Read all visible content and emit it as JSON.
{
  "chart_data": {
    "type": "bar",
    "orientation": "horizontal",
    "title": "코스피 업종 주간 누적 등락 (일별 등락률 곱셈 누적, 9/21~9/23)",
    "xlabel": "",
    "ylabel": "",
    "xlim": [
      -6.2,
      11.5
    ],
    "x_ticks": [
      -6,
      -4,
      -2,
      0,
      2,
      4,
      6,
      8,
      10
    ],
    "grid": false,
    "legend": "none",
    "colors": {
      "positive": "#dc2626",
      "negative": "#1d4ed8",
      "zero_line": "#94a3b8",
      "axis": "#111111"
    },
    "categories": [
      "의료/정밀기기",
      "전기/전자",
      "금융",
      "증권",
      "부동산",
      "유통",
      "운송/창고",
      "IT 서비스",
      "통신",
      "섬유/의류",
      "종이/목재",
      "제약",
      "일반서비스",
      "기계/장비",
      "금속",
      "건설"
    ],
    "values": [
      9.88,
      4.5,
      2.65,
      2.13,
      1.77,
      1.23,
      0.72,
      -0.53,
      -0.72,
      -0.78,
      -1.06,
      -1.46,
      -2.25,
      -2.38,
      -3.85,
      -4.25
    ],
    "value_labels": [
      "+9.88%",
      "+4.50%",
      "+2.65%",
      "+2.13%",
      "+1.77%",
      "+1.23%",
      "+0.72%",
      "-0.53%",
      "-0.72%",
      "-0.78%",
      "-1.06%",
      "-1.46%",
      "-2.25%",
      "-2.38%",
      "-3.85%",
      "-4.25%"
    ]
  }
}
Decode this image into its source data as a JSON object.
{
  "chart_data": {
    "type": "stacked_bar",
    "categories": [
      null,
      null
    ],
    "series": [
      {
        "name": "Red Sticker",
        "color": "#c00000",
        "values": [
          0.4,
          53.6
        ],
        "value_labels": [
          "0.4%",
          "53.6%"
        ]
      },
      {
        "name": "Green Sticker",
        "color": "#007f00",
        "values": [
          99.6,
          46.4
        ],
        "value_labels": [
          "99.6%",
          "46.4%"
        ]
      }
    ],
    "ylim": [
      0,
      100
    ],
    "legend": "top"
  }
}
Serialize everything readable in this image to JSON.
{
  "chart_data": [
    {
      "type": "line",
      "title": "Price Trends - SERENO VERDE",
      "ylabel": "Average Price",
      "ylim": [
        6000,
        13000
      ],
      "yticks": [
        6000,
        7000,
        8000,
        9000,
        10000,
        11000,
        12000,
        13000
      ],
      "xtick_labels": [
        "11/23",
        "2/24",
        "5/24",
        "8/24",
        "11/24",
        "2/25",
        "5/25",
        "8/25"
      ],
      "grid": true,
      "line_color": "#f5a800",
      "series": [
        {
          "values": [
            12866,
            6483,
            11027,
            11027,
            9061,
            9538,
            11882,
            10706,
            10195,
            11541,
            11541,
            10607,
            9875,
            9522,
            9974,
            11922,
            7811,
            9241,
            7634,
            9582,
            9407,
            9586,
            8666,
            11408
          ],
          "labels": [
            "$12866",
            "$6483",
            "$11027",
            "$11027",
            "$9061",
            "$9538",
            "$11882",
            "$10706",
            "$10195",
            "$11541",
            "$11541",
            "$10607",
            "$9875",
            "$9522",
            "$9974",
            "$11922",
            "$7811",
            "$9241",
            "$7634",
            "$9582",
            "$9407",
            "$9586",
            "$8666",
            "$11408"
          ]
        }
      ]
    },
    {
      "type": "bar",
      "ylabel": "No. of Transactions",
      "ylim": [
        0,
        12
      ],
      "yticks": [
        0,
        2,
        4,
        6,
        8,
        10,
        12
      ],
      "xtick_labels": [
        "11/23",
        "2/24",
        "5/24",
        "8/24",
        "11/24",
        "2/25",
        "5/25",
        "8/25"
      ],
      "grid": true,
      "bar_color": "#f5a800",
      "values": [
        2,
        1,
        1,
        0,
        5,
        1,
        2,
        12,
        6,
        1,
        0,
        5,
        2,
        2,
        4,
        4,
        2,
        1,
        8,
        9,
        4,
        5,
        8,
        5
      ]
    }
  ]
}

::::

* [Aim]
Every line of the listing that holds "name" is to be counted; give only the resulting number.

* [Exercise output]
2